Bounding box annotations:
- - - - - - -

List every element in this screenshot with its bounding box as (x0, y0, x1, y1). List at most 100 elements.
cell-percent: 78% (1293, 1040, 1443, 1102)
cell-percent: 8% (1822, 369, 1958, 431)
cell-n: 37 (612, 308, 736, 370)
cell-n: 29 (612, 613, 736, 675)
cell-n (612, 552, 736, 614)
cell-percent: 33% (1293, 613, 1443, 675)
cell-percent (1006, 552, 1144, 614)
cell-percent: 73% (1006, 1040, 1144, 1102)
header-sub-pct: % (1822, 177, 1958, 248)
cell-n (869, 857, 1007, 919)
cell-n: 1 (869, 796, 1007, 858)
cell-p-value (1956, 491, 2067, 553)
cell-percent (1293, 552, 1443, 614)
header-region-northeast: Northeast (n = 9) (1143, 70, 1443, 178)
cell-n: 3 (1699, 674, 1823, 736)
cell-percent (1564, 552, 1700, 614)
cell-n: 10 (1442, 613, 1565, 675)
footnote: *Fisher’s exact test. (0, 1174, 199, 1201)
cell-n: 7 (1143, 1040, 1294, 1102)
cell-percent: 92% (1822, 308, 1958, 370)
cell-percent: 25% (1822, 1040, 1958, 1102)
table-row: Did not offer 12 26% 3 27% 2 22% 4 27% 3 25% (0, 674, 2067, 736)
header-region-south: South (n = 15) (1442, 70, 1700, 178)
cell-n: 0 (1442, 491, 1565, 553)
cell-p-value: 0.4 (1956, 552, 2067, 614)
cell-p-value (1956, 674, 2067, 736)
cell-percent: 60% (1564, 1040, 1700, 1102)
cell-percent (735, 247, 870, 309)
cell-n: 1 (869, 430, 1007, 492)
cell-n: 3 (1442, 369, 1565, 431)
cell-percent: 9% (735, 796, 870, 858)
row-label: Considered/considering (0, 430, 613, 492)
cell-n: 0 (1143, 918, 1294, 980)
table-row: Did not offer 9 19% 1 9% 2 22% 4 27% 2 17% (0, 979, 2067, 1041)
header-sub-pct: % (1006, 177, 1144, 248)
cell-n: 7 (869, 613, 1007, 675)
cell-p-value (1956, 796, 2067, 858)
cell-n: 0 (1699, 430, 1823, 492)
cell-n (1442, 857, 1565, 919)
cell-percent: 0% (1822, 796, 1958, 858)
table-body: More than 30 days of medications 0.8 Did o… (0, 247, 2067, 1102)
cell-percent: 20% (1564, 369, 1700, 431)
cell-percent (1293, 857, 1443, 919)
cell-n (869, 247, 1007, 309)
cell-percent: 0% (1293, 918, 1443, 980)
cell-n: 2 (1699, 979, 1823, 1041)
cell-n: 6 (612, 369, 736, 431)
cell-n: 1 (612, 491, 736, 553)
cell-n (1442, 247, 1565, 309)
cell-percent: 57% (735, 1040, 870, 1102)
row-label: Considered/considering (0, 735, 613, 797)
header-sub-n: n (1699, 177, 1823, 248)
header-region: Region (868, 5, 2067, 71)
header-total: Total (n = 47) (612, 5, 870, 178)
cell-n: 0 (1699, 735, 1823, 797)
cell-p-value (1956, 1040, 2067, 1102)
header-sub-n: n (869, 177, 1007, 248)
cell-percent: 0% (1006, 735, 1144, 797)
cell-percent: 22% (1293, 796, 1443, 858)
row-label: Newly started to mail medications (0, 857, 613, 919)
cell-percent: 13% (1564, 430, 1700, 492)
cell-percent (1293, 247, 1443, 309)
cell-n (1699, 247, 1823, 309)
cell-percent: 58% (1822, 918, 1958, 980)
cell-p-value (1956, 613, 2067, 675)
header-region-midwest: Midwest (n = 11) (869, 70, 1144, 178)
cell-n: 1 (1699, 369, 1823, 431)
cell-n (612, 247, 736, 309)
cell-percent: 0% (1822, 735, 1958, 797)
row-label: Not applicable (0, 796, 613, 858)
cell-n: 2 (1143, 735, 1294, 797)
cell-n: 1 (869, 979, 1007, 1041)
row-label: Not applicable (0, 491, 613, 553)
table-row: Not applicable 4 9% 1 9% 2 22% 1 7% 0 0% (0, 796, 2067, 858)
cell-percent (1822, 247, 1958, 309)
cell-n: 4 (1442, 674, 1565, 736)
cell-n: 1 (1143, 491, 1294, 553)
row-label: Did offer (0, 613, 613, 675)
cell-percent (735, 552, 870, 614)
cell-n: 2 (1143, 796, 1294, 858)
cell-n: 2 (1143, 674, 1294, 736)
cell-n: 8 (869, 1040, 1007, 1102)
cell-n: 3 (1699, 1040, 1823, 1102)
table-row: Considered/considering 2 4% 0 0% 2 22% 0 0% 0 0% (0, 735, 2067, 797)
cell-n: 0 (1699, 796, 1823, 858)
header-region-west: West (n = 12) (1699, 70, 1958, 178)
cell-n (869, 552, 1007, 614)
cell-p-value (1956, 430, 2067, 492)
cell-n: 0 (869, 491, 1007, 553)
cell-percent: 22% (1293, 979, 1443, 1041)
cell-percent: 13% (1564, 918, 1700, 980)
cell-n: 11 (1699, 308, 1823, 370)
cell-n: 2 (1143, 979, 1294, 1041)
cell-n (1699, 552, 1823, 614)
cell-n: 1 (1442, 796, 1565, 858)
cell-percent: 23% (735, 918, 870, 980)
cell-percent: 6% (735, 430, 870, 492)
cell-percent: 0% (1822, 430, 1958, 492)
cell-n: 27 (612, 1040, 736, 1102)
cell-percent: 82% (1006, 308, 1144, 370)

- - - - - - -

TASK INSTRUCTIONS: Please copy all of the data above line for line, with no changes.

RESULT FOR THIS EXERCISE:
List every element in this screenshot with its bounding box as (x0, y0, x1, y1). List at most 100 elements.
cell-percent: 78% (1293, 1040, 1443, 1102)
cell-percent: 8% (1822, 369, 1958, 431)
cell-n: 37 (612, 308, 736, 370)
cell-n: 29 (612, 613, 736, 675)
cell-n (612, 552, 736, 614)
cell-percent: 33% (1293, 613, 1443, 675)
cell-percent (1006, 552, 1144, 614)
cell-percent: 73% (1006, 1040, 1144, 1102)
header-sub-pct: % (1822, 177, 1958, 248)
cell-n (869, 857, 1007, 919)
cell-n: 1 (869, 796, 1007, 858)
cell-p-value (1956, 491, 2067, 553)
cell-percent (1293, 552, 1443, 614)
header-region-northeast: Northeast (n = 9) (1143, 70, 1443, 178)
cell-n: 3 (1699, 674, 1823, 736)
cell-percent (1564, 552, 1700, 614)
cell-n: 10 (1442, 613, 1565, 675)
footnote: *Fisher’s exact test. (0, 1174, 199, 1201)
cell-n: 7 (1143, 1040, 1294, 1102)
cell-percent: 92% (1822, 308, 1958, 370)
cell-percent: 25% (1822, 1040, 1958, 1102)
table-row: Did not offer 12 26% 3 27% 2 22% 4 27% 3 25% (0, 674, 2067, 736)
header-region-south: South (n = 15) (1442, 70, 1700, 178)
cell-n: 0 (1442, 491, 1565, 553)
cell-p-value: 0.4 (1956, 552, 2067, 614)
cell-p-value (1956, 674, 2067, 736)
cell-percent: 60% (1564, 1040, 1700, 1102)
cell-percent (735, 247, 870, 309)
cell-n: 1 (869, 430, 1007, 492)
cell-n: 3 (1442, 369, 1565, 431)
cell-percent: 9% (735, 796, 870, 858)
row-label: Considered/considering (0, 430, 613, 492)
cell-n: 0 (1143, 918, 1294, 980)
table-row: Did not offer 9 19% 1 9% 2 22% 4 27% 2 17% (0, 979, 2067, 1041)
header-sub-pct: % (1006, 177, 1144, 248)
cell-n: 7 (869, 613, 1007, 675)
cell-p-value (1956, 796, 2067, 858)
cell-n: 0 (1699, 430, 1823, 492)
cell-n (1442, 857, 1565, 919)
cell-percent: 0% (1822, 796, 1958, 858)
table-body: More than 30 days of medications 0.8 Did o… (0, 247, 2067, 1102)
cell-percent: 20% (1564, 369, 1700, 431)
cell-percent (1293, 857, 1443, 919)
cell-n (869, 247, 1007, 309)
cell-percent: 0% (1293, 918, 1443, 980)
cell-n: 2 (1699, 979, 1823, 1041)
cell-n: 6 (612, 369, 736, 431)
cell-n: 1 (612, 491, 736, 553)
cell-n (1442, 247, 1565, 309)
cell-percent: 57% (735, 1040, 870, 1102)
row-label: Considered/considering (0, 735, 613, 797)
header-sub-n: n (1699, 177, 1823, 248)
header-region: Region (868, 5, 2067, 71)
header-total: Total (n = 47) (612, 5, 870, 178)
cell-n: 0 (1699, 735, 1823, 797)
cell-p-value (1956, 1040, 2067, 1102)
header-sub-n: n (869, 177, 1007, 248)
cell-percent: 0% (1006, 735, 1144, 797)
cell-percent: 22% (1293, 796, 1443, 858)
row-label: Newly started to mail medications (0, 857, 613, 919)
cell-percent: 13% (1564, 430, 1700, 492)
cell-percent (1293, 247, 1443, 309)
cell-n (1699, 247, 1823, 309)
cell-percent: 58% (1822, 918, 1958, 980)
cell-p-value (1956, 613, 2067, 675)
header-region-midwest: Midwest (n = 11) (869, 70, 1144, 178)
cell-n: 1 (1699, 369, 1823, 431)
cell-n (612, 247, 736, 309)
cell-percent: 0% (1822, 735, 1958, 797)
row-label: Not applicable (0, 796, 613, 858)
cell-n: 2 (1143, 735, 1294, 797)
cell-n: 1 (869, 979, 1007, 1041)
row-label: Not applicable (0, 491, 613, 553)
table-row: Not applicable 4 9% 1 9% 2 22% 1 7% 0 0% (0, 796, 2067, 858)
cell-percent (1822, 247, 1958, 309)
cell-n: 4 (1442, 674, 1565, 736)
cell-n: 1 (1143, 491, 1294, 553)
row-label: Did offer (0, 613, 613, 675)
cell-percent (735, 552, 870, 614)
cell-n: 2 (1143, 796, 1294, 858)
cell-n: 2 (1143, 674, 1294, 736)
cell-n: 8 (869, 1040, 1007, 1102)
cell-n: 3 (1699, 1040, 1823, 1102)
table-row: Considered/considering 2 4% 0 0% 2 22% 0 0% 0 0% (0, 735, 2067, 797)
cell-n: 0 (1699, 796, 1823, 858)
header-region-west: West (n = 12) (1699, 70, 1958, 178)
cell-n (869, 552, 1007, 614)
cell-p-value (1956, 430, 2067, 492)
cell-n: 0 (869, 491, 1007, 553)
cell-percent: 22% (1293, 979, 1443, 1041)
cell-percent: 13% (1564, 918, 1700, 980)
cell-n: 11 (1699, 308, 1823, 370)
cell-n: 2 (1143, 979, 1294, 1041)
cell-n (1699, 552, 1823, 614)
cell-n: 1 (1442, 796, 1565, 858)
cell-percent: 23% (735, 918, 870, 980)
cell-percent: 6% (735, 430, 870, 492)
cell-percent: 0% (1822, 430, 1958, 492)
cell-n: 27 (612, 1040, 736, 1102)
cell-percent: 82% (1006, 308, 1144, 370)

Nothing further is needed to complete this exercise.